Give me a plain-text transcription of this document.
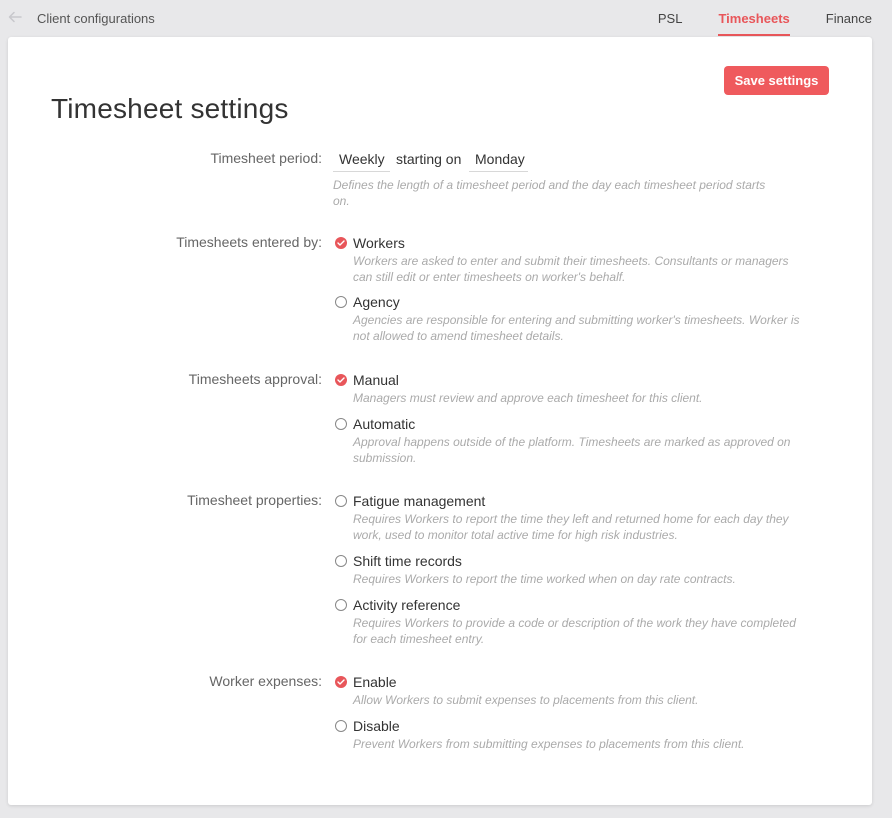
Client configurations	PSL	Timesheets	Finance
Save settings
Timesheet settings
Timesheet period:	Weekly starting on Monday
Defines the length of a timesheet period and the day each timesheet period starts on.
Timesheets entered by: Workers
Workers are asked to enter and submit their timesheets. Consultants or managers can still edit or enter timesheets on worker's behalf.
Agency
Agencies are responsible for entering and submitting worker's timesheets. Worker is not allowed to amend timesheet details.
Timesheets approval: Manual
Managers must review and approve each timesheet for this client.
Automatic
Approval happens outside of the platform. Timesheets are marked as approved on submission.
Timesheet properties: Fatigue management
Requires Workers to report the time they left and returned home for each day they work, used to monitor total active time for high risk industries.
Shift time records
Requires Workers to report the time worked when on day rate contracts.
Activity reference
Requires Workers to provide a code or description of the work they have completed for each timesheet entry.
Worker expenses: Enable
Allow Workers to submit expenses to placements from this client.
Disable
Prevent Workers from submitting expenses to placements from this client.
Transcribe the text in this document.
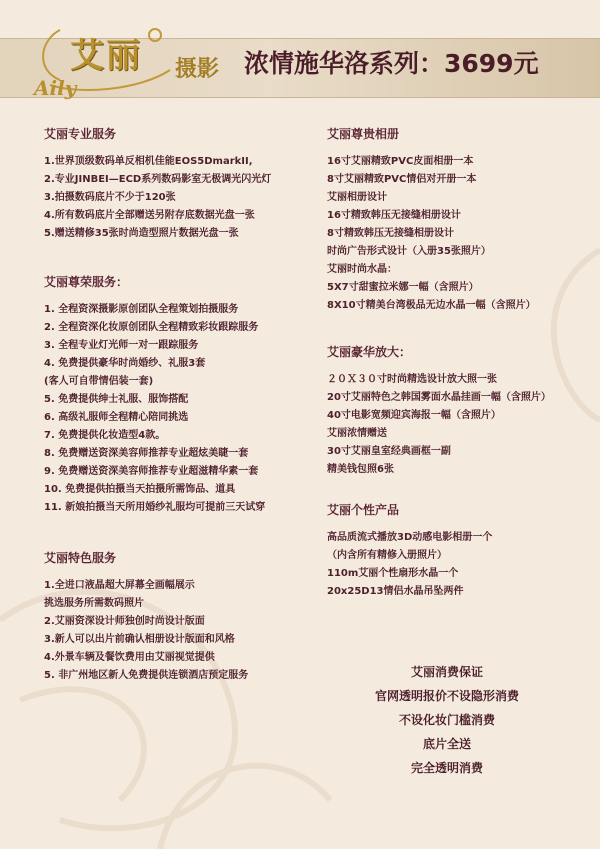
艾丽 摄影
Aily
浓情施华洛系列：3699元
艾丽专业服务
1.世界顶级数码单反相机佳能EOS5DmarkII,
2.专业JINBEI—ECD系列数码影室无极调光闪光灯
3.拍摄数码底片不少于120张
4.所有数码底片全部赠送另附存底数据光盘一张
5.赠送精修35张时尚造型照片数据光盘一张
艾丽尊荣服务：
1. 全程资深摄影原创团队全程策划拍摄服务
2. 全程资深化妆原创团队全程精致彩妆跟踪服务
3. 全程专业灯光师一对一跟踪服务
4. 免费提供豪华时尚婚纱、礼服3套
(客人可自带情侣装一套)
5. 免费提供绅士礼服、服饰搭配
6. 高级礼服师全程精心陪同挑选
7. 免费提供化妆造型4款。
8. 免费赠送资深美容师推荐专业超炫美睫一套
9. 免费赠送资深美容师推荐专业超滋精华素一套
10. 免费提供拍摄当天拍摄所需饰品、道具
11. 新娘拍摄当天所用婚纱礼服均可提前三天试穿
艾丽特色服务
1.全进口液晶超大屏幕全画幅展示
挑选服务所需数码照片
2.艾丽资深设计师独创时尚设计版面
3.新人可以出片前确认相册设计版面和风格
4.外景车辆及餐饮费用由艾丽视觉提供
5. 非广州地区新人免费提供连锁酒店预定服务
艾丽尊贵相册
16寸艾丽精致PVC皮面相册一本
8寸艾丽精致PVC情侣对开册一本
艾丽相册设计
16寸精致韩压无接缝相册设计
8寸精致韩压无接缝相册设计
时尚广告形式设计（入册35张照片）
艾丽时尚水晶：
5X7寸甜蜜拉米娜一幅（含照片）
8X10寸精美台湾极品无边水晶一幅（含照片）
艾丽豪华放大：
２０Ｘ３０寸时尚精选设计放大照一张
20寸艾丽特色之韩国雾面水晶挂画一幅（含照片）
40寸电影宽频迎宾海报一幅（含照片）
艾丽浓情赠送
30寸艾丽皇室经典画框一副
精美钱包照6张
艾丽个性产品
高品质流式播放3D动感电影相册一个
（内含所有精修入册照片）
110m艾丽个性扇形水晶一个
20x25D13情侣水晶吊坠两件
艾丽消费保证
官网透明报价不设隐形消费
不设化妆门槛消费
底片全送
完全透明消费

● The task
Extract every line that has the string "they" in it.

● Solution for this problem
Requires Workers to report the time they left and returned home for each day they work, used to monitor total active time for high risk industries.
Requires Workers to provide a code or description of the work they have completed for each timesheet entry.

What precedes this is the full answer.